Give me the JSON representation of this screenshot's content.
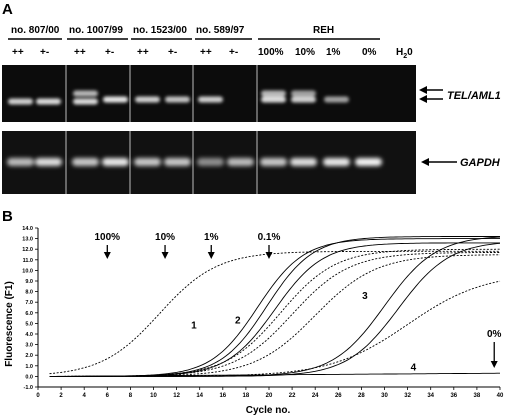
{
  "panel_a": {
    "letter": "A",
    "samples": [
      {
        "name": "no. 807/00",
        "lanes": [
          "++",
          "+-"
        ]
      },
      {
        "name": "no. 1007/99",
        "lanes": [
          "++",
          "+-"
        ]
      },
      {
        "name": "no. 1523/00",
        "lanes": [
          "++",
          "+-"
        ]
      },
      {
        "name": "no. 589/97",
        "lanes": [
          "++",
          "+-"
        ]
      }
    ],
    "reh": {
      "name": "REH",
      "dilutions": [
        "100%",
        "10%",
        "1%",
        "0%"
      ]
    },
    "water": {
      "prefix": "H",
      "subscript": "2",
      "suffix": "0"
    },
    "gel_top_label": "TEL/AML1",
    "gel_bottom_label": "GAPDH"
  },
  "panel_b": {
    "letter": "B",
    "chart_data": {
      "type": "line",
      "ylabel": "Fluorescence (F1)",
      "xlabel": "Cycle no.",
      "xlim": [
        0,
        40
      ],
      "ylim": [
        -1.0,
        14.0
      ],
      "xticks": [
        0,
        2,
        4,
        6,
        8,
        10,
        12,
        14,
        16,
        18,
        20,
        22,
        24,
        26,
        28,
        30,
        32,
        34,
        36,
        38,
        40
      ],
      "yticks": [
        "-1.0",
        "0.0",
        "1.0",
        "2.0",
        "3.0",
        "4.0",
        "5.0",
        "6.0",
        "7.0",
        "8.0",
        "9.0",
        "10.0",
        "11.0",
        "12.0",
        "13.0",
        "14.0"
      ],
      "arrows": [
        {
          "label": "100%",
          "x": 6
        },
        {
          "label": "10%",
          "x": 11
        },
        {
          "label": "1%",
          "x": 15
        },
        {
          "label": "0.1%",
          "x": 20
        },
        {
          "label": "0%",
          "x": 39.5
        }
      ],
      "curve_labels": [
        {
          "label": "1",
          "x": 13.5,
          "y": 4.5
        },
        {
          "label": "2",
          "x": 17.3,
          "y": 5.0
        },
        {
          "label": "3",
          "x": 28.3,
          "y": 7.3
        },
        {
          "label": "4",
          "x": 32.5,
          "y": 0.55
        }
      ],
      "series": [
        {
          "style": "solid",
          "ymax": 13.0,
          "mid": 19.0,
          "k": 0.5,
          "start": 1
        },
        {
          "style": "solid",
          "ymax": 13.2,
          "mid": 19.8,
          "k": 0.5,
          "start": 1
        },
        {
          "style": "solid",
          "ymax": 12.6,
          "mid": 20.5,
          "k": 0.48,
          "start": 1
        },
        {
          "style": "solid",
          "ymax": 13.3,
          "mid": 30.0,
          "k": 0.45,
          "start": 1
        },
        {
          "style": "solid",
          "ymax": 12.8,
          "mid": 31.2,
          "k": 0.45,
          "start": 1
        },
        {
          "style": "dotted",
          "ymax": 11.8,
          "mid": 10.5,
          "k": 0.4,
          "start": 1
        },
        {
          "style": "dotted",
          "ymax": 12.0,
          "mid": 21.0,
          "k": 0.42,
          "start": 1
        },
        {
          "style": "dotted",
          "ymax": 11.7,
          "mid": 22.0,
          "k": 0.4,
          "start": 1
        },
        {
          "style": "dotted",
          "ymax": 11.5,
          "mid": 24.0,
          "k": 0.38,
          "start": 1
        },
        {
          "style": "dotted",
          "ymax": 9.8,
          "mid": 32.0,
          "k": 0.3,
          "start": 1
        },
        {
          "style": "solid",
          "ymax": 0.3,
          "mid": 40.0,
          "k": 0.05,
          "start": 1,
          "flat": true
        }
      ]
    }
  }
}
==
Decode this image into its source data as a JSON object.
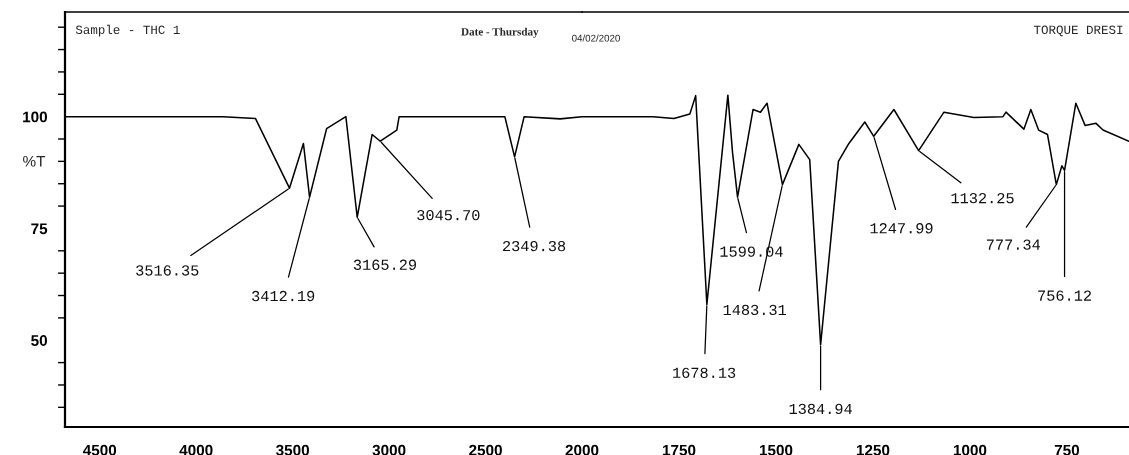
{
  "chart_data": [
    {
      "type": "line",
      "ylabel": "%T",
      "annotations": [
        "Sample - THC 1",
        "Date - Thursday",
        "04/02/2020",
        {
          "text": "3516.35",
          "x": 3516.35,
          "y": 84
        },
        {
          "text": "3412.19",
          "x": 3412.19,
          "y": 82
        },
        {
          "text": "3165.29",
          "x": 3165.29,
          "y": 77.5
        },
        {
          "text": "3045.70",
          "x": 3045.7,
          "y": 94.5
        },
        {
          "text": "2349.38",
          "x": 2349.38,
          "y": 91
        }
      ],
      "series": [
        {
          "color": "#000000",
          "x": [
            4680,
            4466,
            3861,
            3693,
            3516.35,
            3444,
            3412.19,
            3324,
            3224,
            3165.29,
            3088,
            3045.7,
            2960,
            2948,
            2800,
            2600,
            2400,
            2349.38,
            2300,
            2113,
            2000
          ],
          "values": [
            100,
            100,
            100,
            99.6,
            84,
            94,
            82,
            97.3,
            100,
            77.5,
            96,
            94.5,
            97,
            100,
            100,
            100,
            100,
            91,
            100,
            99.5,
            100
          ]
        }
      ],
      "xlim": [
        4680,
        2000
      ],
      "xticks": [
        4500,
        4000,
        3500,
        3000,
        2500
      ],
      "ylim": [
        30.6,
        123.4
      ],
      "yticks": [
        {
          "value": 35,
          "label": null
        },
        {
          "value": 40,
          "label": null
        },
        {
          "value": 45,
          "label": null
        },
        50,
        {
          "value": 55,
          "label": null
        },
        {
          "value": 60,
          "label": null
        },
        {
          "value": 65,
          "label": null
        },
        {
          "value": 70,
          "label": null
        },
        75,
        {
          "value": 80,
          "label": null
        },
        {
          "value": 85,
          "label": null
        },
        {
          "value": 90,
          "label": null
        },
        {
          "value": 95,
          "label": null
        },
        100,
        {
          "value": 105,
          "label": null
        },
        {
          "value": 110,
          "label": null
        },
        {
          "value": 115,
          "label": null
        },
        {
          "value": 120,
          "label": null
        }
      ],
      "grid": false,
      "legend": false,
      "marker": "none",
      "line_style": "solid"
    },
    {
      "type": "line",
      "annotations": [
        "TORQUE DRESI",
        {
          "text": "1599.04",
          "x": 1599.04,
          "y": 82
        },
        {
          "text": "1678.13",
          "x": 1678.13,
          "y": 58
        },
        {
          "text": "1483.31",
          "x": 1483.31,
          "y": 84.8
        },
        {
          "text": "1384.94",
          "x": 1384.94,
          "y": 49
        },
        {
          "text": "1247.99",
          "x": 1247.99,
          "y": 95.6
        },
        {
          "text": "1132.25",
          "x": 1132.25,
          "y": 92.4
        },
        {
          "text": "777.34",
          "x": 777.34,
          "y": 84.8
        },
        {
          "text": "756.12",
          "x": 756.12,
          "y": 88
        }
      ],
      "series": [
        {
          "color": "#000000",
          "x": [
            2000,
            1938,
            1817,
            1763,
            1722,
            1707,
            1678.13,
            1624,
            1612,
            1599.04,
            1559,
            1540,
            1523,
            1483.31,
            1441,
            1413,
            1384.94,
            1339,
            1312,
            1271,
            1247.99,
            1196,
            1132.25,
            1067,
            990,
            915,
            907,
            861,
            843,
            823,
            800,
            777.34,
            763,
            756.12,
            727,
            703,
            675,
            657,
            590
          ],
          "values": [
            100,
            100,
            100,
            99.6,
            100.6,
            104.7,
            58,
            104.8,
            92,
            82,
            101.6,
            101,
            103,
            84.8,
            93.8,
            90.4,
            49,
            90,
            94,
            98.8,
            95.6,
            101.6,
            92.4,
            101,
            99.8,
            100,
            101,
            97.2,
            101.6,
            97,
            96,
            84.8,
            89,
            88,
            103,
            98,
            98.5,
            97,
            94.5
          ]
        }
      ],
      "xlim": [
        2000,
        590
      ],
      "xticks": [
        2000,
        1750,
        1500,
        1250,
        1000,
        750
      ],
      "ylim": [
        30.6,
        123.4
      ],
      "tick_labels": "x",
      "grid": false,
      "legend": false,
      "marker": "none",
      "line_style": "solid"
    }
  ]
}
--
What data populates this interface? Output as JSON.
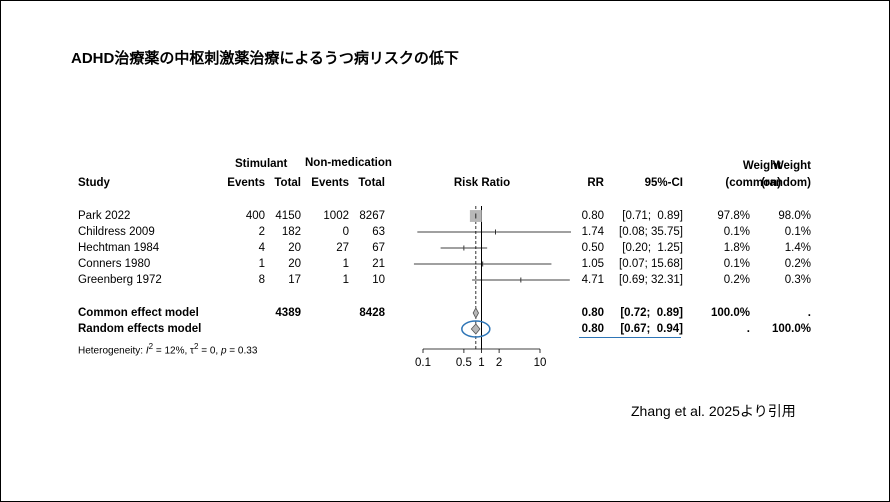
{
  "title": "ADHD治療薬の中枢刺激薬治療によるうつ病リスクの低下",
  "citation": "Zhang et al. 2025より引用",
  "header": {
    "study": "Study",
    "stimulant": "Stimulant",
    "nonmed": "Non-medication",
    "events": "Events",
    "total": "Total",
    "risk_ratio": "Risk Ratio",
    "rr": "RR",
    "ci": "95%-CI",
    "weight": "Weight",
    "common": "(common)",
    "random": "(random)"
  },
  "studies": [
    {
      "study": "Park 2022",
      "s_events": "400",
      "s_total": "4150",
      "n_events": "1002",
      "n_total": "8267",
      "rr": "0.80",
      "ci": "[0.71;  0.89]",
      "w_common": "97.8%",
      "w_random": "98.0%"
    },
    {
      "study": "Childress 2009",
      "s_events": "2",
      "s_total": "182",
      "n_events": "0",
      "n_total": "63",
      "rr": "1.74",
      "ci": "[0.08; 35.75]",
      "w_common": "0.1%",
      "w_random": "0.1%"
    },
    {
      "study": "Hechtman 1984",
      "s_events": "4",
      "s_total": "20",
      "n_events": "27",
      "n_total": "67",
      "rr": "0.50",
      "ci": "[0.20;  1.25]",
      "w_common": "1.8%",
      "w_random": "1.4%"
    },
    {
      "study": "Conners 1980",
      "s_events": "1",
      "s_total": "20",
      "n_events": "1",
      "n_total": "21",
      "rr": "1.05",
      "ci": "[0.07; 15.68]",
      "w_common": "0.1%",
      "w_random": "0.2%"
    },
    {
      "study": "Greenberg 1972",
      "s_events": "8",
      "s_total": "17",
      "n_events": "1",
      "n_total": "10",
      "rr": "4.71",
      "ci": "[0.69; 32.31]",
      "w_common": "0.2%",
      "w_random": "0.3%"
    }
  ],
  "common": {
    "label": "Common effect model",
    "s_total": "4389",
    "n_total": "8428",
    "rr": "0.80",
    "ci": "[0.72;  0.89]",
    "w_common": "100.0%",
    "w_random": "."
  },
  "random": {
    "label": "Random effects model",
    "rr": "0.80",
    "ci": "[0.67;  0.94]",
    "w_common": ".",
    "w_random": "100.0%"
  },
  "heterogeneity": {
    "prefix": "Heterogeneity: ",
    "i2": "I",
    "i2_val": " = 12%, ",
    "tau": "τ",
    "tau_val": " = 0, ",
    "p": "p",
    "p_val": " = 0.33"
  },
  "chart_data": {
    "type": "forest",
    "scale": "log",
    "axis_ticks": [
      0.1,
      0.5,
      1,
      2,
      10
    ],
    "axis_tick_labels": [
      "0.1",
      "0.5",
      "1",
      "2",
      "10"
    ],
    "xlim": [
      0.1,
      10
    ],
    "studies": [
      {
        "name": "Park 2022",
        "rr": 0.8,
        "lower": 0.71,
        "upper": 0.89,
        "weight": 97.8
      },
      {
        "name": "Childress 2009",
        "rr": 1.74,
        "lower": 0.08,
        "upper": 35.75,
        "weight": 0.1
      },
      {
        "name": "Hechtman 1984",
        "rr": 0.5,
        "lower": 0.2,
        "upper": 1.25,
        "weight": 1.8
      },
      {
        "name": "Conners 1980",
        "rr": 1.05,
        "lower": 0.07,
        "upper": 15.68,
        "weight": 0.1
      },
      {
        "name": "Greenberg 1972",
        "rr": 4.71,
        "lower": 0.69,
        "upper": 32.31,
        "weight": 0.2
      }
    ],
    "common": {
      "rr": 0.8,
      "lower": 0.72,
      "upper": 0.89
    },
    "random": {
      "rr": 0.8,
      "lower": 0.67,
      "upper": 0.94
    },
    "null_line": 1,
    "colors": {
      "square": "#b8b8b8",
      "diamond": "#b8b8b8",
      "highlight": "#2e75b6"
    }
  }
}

> **What is required**
Extract every line above containing the word "JSON".

> **Solution to the problem**
Give me the JSON representation of this screenshot's content.
Decode this image into its source data as a JSON object.
What data populates this interface? Output as JSON.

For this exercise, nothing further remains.